**Exercise description:**
Every line containing the word "JSON" needs to be found and copied.

**Data to process:**
★ ★ ★ ★

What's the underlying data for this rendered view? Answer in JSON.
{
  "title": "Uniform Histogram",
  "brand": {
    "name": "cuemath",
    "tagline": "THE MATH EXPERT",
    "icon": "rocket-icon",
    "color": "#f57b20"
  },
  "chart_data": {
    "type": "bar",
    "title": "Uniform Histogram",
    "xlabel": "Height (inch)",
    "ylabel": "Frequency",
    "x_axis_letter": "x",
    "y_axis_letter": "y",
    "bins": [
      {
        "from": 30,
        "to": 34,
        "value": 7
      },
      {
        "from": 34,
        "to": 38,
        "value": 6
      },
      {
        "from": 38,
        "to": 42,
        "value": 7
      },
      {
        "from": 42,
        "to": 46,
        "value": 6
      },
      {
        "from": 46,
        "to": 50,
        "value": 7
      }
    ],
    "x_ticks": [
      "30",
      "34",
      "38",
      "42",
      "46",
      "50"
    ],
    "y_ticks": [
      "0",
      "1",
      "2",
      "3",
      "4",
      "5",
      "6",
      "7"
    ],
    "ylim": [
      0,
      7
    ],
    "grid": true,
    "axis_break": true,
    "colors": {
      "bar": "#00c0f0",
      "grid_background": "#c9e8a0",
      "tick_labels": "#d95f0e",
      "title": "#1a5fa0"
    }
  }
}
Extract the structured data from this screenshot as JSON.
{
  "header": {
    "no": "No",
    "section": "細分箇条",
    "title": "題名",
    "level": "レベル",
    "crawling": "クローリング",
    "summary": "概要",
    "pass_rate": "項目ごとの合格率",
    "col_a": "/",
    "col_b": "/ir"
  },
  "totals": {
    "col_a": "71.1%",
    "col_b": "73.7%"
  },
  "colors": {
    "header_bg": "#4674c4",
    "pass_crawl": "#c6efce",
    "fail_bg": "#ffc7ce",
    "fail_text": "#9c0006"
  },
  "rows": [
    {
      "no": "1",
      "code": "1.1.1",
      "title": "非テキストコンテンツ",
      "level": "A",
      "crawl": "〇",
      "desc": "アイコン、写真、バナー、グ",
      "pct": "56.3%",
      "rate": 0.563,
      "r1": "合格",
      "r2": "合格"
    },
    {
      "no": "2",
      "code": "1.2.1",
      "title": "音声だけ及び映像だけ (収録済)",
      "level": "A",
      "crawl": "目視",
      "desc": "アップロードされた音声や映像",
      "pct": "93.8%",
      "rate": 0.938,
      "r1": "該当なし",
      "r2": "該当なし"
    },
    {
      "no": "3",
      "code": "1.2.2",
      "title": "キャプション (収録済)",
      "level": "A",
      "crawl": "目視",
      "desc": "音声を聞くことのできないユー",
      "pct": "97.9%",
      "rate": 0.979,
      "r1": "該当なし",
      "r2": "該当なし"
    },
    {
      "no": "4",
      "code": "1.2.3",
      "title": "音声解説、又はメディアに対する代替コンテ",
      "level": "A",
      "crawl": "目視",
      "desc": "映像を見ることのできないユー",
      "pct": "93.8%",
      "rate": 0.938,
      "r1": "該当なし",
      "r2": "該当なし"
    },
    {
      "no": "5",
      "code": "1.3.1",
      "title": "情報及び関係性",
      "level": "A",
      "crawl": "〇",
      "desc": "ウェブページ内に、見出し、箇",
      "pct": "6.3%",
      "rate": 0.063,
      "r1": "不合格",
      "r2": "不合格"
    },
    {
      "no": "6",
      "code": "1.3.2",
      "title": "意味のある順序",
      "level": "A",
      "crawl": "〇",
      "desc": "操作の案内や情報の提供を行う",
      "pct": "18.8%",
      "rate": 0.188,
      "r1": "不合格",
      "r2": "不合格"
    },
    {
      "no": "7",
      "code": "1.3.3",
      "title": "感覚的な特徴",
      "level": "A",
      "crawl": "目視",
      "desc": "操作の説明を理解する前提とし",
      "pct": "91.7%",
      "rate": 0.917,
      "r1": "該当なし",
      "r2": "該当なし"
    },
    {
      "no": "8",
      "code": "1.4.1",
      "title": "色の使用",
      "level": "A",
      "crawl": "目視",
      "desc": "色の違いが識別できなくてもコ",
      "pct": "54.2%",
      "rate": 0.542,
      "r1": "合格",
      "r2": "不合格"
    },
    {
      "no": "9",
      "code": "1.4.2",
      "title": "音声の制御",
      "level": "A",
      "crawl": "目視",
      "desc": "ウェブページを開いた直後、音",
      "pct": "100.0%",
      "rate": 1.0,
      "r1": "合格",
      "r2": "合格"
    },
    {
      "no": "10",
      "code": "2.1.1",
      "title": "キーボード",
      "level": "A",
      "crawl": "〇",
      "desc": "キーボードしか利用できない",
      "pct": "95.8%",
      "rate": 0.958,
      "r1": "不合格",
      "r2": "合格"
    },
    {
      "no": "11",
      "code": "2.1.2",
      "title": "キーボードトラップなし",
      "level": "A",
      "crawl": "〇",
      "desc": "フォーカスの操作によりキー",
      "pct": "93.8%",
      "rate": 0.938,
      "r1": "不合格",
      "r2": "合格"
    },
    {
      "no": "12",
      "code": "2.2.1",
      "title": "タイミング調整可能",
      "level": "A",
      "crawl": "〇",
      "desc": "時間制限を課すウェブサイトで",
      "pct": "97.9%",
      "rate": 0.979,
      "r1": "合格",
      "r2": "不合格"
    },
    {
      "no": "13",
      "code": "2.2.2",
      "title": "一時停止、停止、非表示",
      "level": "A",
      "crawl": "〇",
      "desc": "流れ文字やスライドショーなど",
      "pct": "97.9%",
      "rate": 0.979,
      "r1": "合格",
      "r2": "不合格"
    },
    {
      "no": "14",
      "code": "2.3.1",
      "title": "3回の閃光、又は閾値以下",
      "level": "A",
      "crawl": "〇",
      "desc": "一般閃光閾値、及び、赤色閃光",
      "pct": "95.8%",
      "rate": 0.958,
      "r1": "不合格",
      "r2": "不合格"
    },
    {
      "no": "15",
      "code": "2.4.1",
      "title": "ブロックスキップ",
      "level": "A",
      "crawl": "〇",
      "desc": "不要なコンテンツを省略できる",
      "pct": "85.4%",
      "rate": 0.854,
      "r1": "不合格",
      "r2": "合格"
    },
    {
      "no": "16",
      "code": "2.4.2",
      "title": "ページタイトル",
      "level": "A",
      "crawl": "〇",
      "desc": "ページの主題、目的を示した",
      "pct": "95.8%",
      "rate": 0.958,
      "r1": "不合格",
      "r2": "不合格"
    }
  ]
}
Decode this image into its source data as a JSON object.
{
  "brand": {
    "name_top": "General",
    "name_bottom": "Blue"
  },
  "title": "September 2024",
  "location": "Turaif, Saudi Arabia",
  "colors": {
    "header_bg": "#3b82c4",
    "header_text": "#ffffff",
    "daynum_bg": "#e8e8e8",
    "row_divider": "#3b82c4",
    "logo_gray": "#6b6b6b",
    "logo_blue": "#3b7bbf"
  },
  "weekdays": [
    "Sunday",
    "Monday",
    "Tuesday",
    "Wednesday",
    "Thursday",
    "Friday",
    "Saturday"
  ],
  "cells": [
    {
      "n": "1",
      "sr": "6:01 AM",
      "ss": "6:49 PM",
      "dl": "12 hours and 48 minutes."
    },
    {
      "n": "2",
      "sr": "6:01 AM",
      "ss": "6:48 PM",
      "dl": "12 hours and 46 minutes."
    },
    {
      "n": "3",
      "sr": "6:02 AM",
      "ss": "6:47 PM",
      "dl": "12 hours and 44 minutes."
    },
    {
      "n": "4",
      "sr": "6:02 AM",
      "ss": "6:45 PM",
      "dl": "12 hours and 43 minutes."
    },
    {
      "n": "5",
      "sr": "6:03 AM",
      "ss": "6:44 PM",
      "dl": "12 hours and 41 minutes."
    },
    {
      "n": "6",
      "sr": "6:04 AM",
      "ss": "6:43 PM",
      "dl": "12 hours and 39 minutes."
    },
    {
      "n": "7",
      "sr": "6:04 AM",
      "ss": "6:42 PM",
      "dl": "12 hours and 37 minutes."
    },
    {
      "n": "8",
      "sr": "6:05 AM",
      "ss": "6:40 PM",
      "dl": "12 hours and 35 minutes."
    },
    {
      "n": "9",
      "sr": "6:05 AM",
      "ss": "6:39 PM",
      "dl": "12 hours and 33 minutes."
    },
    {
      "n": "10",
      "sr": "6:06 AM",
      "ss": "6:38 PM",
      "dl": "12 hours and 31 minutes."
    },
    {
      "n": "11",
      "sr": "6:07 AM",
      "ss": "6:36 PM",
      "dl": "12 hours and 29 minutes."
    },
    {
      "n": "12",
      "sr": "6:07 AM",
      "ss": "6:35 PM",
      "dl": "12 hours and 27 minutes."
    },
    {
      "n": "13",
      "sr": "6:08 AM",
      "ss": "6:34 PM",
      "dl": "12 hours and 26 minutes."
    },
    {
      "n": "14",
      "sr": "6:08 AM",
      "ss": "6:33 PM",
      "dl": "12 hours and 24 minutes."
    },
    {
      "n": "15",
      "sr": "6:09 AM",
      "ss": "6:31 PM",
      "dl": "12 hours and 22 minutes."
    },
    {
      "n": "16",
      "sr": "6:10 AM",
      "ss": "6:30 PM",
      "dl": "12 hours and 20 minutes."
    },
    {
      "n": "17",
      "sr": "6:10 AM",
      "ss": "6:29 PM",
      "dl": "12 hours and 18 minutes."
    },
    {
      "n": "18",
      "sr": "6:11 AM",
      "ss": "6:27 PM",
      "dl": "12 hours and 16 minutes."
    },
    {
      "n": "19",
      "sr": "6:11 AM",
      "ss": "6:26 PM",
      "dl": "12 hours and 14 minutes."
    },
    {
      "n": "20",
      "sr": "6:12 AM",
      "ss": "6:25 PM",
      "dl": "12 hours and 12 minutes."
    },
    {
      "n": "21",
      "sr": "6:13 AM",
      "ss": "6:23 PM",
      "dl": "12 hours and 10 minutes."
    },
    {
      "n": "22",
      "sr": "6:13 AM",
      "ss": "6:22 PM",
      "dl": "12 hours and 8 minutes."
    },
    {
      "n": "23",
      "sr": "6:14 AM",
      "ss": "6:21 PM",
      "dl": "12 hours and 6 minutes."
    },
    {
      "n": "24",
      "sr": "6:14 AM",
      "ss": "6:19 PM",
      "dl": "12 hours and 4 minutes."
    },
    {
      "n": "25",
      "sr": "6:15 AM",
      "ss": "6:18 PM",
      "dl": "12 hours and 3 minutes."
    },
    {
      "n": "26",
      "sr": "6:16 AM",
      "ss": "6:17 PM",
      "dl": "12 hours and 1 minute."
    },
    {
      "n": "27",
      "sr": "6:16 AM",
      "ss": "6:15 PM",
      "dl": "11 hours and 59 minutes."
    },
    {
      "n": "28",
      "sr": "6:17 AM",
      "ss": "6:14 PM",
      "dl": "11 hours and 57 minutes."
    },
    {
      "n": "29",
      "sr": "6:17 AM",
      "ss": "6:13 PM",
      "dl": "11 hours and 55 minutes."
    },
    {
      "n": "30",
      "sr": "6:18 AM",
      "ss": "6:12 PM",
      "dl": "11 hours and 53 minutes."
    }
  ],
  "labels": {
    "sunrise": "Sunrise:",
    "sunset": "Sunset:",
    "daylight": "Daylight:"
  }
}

★ ★ ★ ★

**Response to this exercise:**
What's the underlying data for this rendered view? Answer in JSON.
Extract the structured data from this screenshot as JSON.
Decode this image into its source data as a JSON object.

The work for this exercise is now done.